**TASK GOAL**
Go through the entries below and retype them exactly, omitting each picture.

**Recorded data**
+ + +

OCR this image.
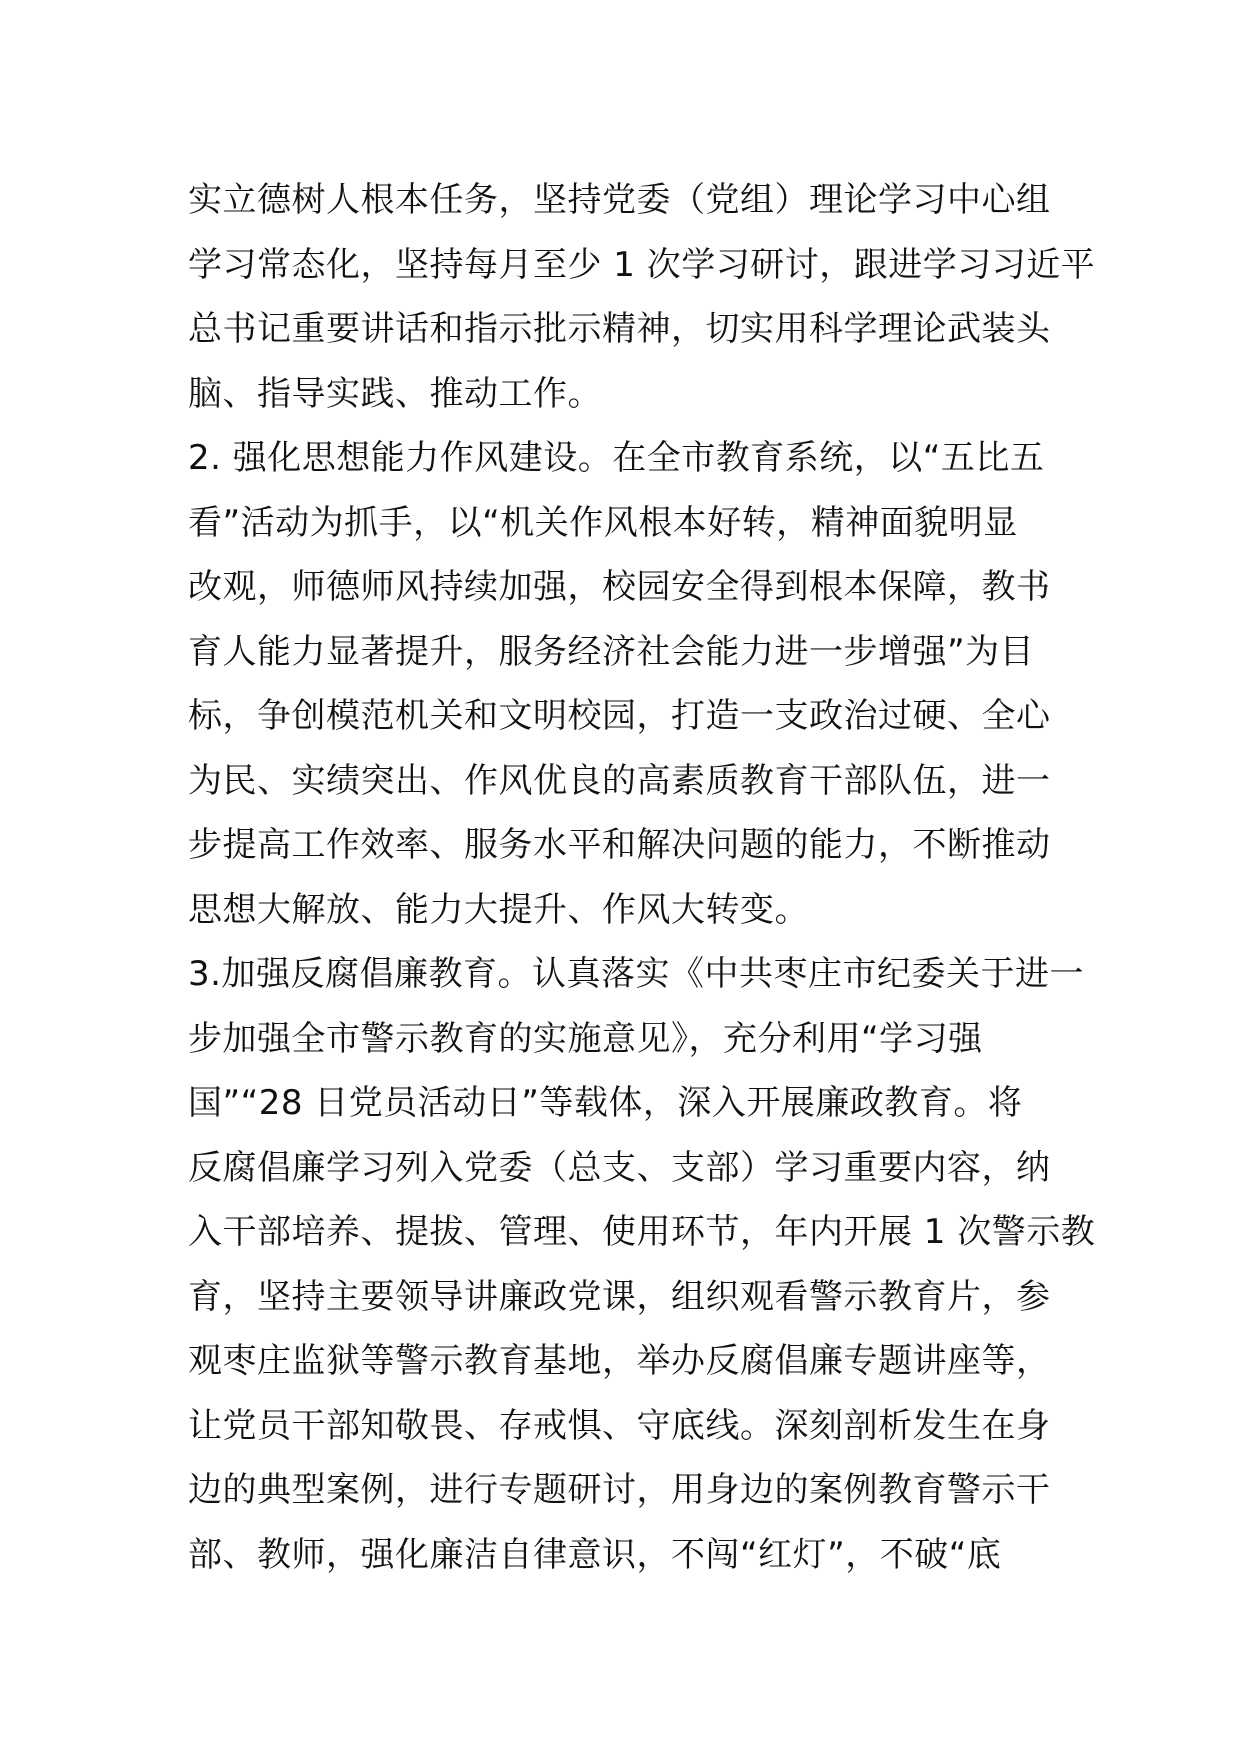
实立德树人根本任务，坚持党委（党组）理论学习中心组
学习常态化，坚持每月至少 1 次学习研讨，跟进学习习近平
总书记重要讲话和指示批示精神，切实用科学理论武装头
脑、指导实践、推动工作。
2. 强化思想能力作风建设。在全市教育系统，以“五比五
看”活动为抓手，以“机关作风根本好转，精神面貌明显
改观，师德师风持续加强，校园安全得到根本保障，教书
育人能力显著提升，服务经济社会能力进一步增强”为目
标，争创模范机关和文明校园，打造一支政治过硬、全心
为民、实绩突出、作风优良的高素质教育干部队伍，进一
步提高工作效率、服务水平和解决问题的能力，不断推动
思想大解放、能力大提升、作风大转变。
3.加强反腐倡廉教育。认真落实《中共枣庄市纪委关于进一
步加强全市警示教育的实施意见》，充分利用“学习强
国”“28 日党员活动日”等载体，深入开展廉政教育。将
反腐倡廉学习列入党委（总支、支部）学习重要内容，纳
入干部培养、提拔、管理、使用环节，年内开展 1 次警示教
育，坚持主要领导讲廉政党课，组织观看警示教育片，参
观枣庄监狱等警示教育基地，举办反腐倡廉专题讲座等，
让党员干部知敬畏、存戒惧、守底线。深刻剖析发生在身
边的典型案例，进行专题研讨，用身边的案例教育警示干
部、教师，强化廉洁自律意识，不闯“红灯”，不破“底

+ + +

**RESPONSE BELOW**
OCR this image.
实立德树人根本任务，坚持党委（党组）理论学习中心组
学习常态化，坚持每月至少 1 次学习研讨，跟进学习习近平
总书记重要讲话和指示批示精神，切实用科学理论武装头
脑、指导实践、推动工作。
2. 强化思想能力作风建设。在全市教育系统，以“五比五
看”活动为抓手，以“机关作风根本好转，精神面貌明显
改观，师德师风持续加强，校园安全得到根本保障，教书
育人能力显著提升，服务经济社会能力进一步增强”为目
标，争创模范机关和文明校园，打造一支政治过硬、全心
为民、实绩突出、作风优良的高素质教育干部队伍，进一
步提高工作效率、服务水平和解决问题的能力，不断推动
思想大解放、能力大提升、作风大转变。
3.加强反腐倡廉教育。认真落实《中共枣庄市纪委关于进一
步加强全市警示教育的实施意见》，充分利用“学习强
国”“28 日党员活动日”等载体，深入开展廉政教育。将
反腐倡廉学习列入党委（总支、支部）学习重要内容，纳
入干部培养、提拔、管理、使用环节，年内开展 1 次警示教
育，坚持主要领导讲廉政党课，组织观看警示教育片，参
观枣庄监狱等警示教育基地，举办反腐倡廉专题讲座等，
让党员干部知敬畏、存戒惧、守底线。深刻剖析发生在身
边的典型案例，进行专题研讨，用身边的案例教育警示干
部、教师，强化廉洁自律意识，不闯“红灯”，不破“底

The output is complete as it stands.